Items from a figure collection
□ □ □

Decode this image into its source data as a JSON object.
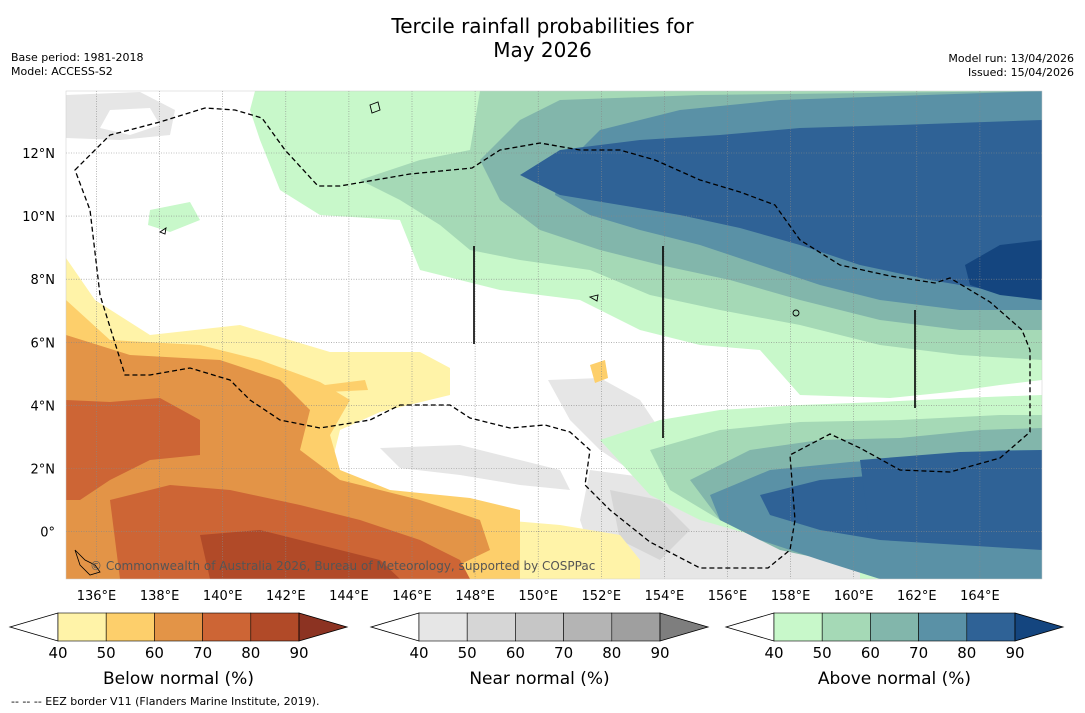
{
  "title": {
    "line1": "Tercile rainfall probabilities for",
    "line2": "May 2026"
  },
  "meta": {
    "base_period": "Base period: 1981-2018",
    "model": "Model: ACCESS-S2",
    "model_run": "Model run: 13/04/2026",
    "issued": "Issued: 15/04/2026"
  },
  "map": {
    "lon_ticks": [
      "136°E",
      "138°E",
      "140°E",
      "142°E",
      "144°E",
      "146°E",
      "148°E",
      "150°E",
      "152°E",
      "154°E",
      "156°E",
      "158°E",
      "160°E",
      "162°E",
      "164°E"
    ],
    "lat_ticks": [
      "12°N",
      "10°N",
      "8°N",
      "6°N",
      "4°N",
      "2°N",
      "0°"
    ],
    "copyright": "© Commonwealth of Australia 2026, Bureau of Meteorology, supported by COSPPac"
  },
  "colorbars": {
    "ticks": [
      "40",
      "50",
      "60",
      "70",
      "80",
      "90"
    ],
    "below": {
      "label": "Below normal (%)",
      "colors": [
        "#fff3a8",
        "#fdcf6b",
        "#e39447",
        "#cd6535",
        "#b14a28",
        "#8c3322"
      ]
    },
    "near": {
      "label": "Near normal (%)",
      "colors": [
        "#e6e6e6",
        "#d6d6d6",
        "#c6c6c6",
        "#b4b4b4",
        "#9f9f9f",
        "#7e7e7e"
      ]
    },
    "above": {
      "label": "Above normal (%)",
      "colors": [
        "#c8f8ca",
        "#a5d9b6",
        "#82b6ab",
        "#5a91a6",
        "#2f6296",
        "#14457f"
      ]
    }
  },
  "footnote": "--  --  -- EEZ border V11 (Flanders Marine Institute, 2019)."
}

□ □ □

Extract each line from the entries above that contains the string "Model".

    "model": "Model: ACCESS-S2",
    "model_run": "Model run: 13/04/2026",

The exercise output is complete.